* Aim *
Print out every line, exactly as written.

* Records shown *
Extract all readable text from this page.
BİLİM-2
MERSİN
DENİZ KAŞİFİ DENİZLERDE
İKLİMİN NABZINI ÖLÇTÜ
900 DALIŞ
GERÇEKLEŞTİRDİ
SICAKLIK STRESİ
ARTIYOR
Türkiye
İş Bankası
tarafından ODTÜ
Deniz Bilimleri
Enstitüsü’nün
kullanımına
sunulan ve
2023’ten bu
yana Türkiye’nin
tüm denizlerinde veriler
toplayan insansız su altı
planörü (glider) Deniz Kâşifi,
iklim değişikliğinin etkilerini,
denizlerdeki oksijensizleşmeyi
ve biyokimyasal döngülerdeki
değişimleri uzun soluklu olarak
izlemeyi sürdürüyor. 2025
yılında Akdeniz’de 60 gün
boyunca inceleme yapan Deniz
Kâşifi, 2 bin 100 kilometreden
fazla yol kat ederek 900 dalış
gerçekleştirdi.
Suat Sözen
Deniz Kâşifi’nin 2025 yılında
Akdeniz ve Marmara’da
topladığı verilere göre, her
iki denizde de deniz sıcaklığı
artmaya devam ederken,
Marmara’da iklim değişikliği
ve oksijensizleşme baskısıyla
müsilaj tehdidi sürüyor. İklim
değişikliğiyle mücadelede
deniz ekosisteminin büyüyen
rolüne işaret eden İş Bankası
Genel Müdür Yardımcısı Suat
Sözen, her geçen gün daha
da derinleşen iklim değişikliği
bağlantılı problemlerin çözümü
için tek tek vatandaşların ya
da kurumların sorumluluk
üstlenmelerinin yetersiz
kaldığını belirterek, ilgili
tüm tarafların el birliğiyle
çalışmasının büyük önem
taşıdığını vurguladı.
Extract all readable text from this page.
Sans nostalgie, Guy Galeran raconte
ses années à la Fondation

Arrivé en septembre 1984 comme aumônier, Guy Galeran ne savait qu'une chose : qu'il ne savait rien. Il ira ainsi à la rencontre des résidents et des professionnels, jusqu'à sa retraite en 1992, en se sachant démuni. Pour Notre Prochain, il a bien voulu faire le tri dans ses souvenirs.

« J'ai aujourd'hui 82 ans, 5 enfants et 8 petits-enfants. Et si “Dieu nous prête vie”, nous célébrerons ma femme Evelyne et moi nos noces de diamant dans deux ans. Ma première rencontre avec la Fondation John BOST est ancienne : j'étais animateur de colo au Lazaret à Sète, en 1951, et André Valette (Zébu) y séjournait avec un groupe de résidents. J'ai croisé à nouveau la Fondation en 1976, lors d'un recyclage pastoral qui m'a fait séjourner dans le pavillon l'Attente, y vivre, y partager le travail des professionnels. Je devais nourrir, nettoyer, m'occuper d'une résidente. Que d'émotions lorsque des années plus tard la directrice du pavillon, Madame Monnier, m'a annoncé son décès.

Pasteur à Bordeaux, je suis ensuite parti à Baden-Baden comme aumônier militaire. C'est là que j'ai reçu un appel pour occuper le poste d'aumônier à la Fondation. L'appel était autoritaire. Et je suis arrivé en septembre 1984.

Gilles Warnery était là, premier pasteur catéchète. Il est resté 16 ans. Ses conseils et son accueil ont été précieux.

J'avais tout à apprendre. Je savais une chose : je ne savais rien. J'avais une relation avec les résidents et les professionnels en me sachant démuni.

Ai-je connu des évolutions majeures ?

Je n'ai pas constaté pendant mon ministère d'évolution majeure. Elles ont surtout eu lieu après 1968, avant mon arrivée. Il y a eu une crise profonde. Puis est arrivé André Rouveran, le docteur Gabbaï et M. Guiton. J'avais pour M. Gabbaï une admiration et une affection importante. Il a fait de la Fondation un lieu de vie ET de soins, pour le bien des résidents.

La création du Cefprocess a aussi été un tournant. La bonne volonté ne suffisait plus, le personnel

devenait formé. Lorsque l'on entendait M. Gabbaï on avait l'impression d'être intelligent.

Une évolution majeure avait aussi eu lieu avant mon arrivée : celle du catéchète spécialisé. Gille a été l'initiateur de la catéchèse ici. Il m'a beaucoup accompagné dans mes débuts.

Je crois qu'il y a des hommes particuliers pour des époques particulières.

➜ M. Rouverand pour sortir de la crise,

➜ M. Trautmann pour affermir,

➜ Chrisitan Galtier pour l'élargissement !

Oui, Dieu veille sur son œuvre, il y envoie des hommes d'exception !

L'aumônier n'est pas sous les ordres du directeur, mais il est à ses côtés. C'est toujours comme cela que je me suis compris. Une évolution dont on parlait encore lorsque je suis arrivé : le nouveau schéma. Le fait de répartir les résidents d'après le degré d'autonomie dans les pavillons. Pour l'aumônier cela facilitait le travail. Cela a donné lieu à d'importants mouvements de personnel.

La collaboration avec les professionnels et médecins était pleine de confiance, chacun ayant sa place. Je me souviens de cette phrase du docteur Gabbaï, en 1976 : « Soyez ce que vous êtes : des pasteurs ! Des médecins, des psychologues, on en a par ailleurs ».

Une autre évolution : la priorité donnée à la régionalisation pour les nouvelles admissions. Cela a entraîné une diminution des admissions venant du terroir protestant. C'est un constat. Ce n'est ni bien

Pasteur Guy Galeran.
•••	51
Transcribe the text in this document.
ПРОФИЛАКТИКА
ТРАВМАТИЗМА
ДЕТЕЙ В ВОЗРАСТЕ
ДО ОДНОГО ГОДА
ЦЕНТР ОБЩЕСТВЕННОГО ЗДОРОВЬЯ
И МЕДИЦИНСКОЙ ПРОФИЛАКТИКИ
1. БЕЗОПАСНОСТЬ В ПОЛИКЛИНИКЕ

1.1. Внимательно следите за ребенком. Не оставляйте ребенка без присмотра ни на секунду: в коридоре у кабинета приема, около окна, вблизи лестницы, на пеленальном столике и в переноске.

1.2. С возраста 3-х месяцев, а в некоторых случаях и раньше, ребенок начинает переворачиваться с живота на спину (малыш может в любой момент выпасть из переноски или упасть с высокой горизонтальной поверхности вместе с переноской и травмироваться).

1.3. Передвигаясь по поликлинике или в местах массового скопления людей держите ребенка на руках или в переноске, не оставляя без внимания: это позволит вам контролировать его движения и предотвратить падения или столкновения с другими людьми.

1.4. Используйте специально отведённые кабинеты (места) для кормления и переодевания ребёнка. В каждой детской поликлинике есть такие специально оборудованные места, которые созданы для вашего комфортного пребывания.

* Response to this exercise *
Extract all readable text from this page.
BİLİM-2
MERSİN
DENİZ KAŞİFİ DENİZLERDE
İKLİMİN NABZINI ÖLÇTÜ
900 DALIŞ
GERÇEKLEŞTİRDİ
SICAKLIK STRESİ
ARTIYOR
Türkiye
İş Bankası
tarafından ODTÜ
Deniz Bilimleri
Enstitüsü’nün
kullanımına
sunulan ve
2023’ten bu
yana Türkiye’nin
tüm denizlerinde veriler
toplayan insansız su altı
planörü (glider) Deniz Kâşifi,
iklim değişikliğinin etkilerini,
denizlerdeki oksijensizleşmeyi
ve biyokimyasal döngülerdeki
değişimleri uzun soluklu olarak
izlemeyi sürdürüyor. 2025
yılında Akdeniz’de 60 gün
boyunca inceleme yapan Deniz
Kâşifi, 2 bin 100 kilometreden
fazla yol kat ederek 900 dalış
gerçekleştirdi.
Suat Sözen
Deniz Kâşifi’nin 2025 yılında
Akdeniz ve Marmara’da
topladığı verilere göre, her
iki denizde de deniz sıcaklığı
artmaya devam ederken,
Marmara’da iklim değişikliği
ve oksijensizleşme baskısıyla
müsilaj tehdidi sürüyor. İklim
değişikliğiyle mücadelede
deniz ekosisteminin büyüyen
rolüne işaret eden İş Bankası
Genel Müdür Yardımcısı Suat
Sözen, her geçen gün daha
da derinleşen iklim değişikliği
bağlantılı problemlerin çözümü
için tek tek vatandaşların ya
da kurumların sorumluluk
üstlenmelerinin yetersiz
kaldığını belirterek, ilgili
tüm tarafların el birliğiyle
çalışmasının büyük önem
taşıdığını vurguladı.
Extract all readable text from this page.
Sans nostalgie, Guy Galeran raconte
ses années à la Fondation

Arrivé en septembre 1984 comme aumônier, Guy Galeran ne savait qu'une chose : qu'il ne savait rien. Il ira ainsi à la rencontre des résidents et des professionnels, jusqu'à sa retraite en 1992, en se sachant démuni. Pour Notre Prochain, il a bien voulu faire le tri dans ses souvenirs.

« J'ai aujourd'hui 82 ans, 5 enfants et 8 petits-enfants. Et si “Dieu nous prête vie”, nous célébrerons ma femme Evelyne et moi nos noces de diamant dans deux ans. Ma première rencontre avec la Fondation John BOST est ancienne : j'étais animateur de colo au Lazaret à Sète, en 1951, et André Valette (Zébu) y séjournait avec un groupe de résidents. J'ai croisé à nouveau la Fondation en 1976, lors d'un recyclage pastoral qui m'a fait séjourner dans le pavillon l'Attente, y vivre, y partager le travail des professionnels. Je devais nourrir, nettoyer, m'occuper d'une résidente. Que d'émotions lorsque des années plus tard la directrice du pavillon, Madame Monnier, m'a annoncé son décès.

Pasteur à Bordeaux, je suis ensuite parti à Baden-Baden comme aumônier militaire. C'est là que j'ai reçu un appel pour occuper le poste d'aumônier à la Fondation. L'appel était autoritaire. Et je suis arrivé en septembre 1984.

Gilles Warnery était là, premier pasteur catéchète. Il est resté 16 ans. Ses conseils et son accueil ont été précieux.

J'avais tout à apprendre. Je savais une chose : je ne savais rien. J'avais une relation avec les résidents et les professionnels en me sachant démuni.

Ai-je connu des évolutions majeures ?

Je n'ai pas constaté pendant mon ministère d'évolution majeure. Elles ont surtout eu lieu après 1968, avant mon arrivée. Il y a eu une crise profonde. Puis est arrivé André Rouveran, le docteur Gabbaï et M. Guiton. J'avais pour M. Gabbaï une admiration et une affection importante. Il a fait de la Fondation un lieu de vie ET de soins, pour le bien des résidents.

La création du Cefprocess a aussi été un tournant. La bonne volonté ne suffisait plus, le personnel

devenait formé. Lorsque l'on entendait M. Gabbaï on avait l'impression d'être intelligent.

Une évolution majeure avait aussi eu lieu avant mon arrivée : celle du catéchète spécialisé. Gille a été l'initiateur de la catéchèse ici. Il m'a beaucoup accompagné dans mes débuts.

Je crois qu'il y a des hommes particuliers pour des époques particulières.

➜ M. Rouverand pour sortir de la crise,

➜ M. Trautmann pour affermir,

➜ Chrisitan Galtier pour l'élargissement !

Oui, Dieu veille sur son œuvre, il y envoie des hommes d'exception !

L'aumônier n'est pas sous les ordres du directeur, mais il est à ses côtés. C'est toujours comme cela que je me suis compris. Une évolution dont on parlait encore lorsque je suis arrivé : le nouveau schéma. Le fait de répartir les résidents d'après le degré d'autonomie dans les pavillons. Pour l'aumônier cela facilitait le travail. Cela a donné lieu à d'importants mouvements de personnel.

La collaboration avec les professionnels et médecins était pleine de confiance, chacun ayant sa place. Je me souviens de cette phrase du docteur Gabbaï, en 1976 : « Soyez ce que vous êtes : des pasteurs ! Des médecins, des psychologues, on en a par ailleurs ».

Une autre évolution : la priorité donnée à la régionalisation pour les nouvelles admissions. Cela a entraîné une diminution des admissions venant du terroir protestant. C'est un constat. Ce n'est ni bien

Pasteur Guy Galeran.
•••	51
Transcribe the text in this document.
ПРОФИЛАКТИКА
ТРАВМАТИЗМА
ДЕТЕЙ В ВОЗРАСТЕ
ДО ОДНОГО ГОДА
ЦЕНТР ОБЩЕСТВЕННОГО ЗДОРОВЬЯ
И МЕДИЦИНСКОЙ ПРОФИЛАКТИКИ
1. БЕЗОПАСНОСТЬ В ПОЛИКЛИНИКЕ

1.1. Внимательно следите за ребенком. Не оставляйте ребенка без присмотра ни на секунду: в коридоре у кабинета приема, около окна, вблизи лестницы, на пеленальном столике и в переноске.

1.2. С возраста 3-х месяцев, а в некоторых случаях и раньше, ребенок начинает переворачиваться с живота на спину (малыш может в любой момент выпасть из переноски или упасть с высокой горизонтальной поверхности вместе с переноской и травмироваться).

1.3. Передвигаясь по поликлинике или в местах массового скопления людей держите ребенка на руках или в переноске, не оставляя без внимания: это позволит вам контролировать его движения и предотвратить падения или столкновения с другими людьми.

1.4. Используйте специально отведённые кабинеты (места) для кормления и переодевания ребёнка. В каждой детской поликлинике есть такие специально оборудованные места, которые созданы для вашего комфортного пребывания.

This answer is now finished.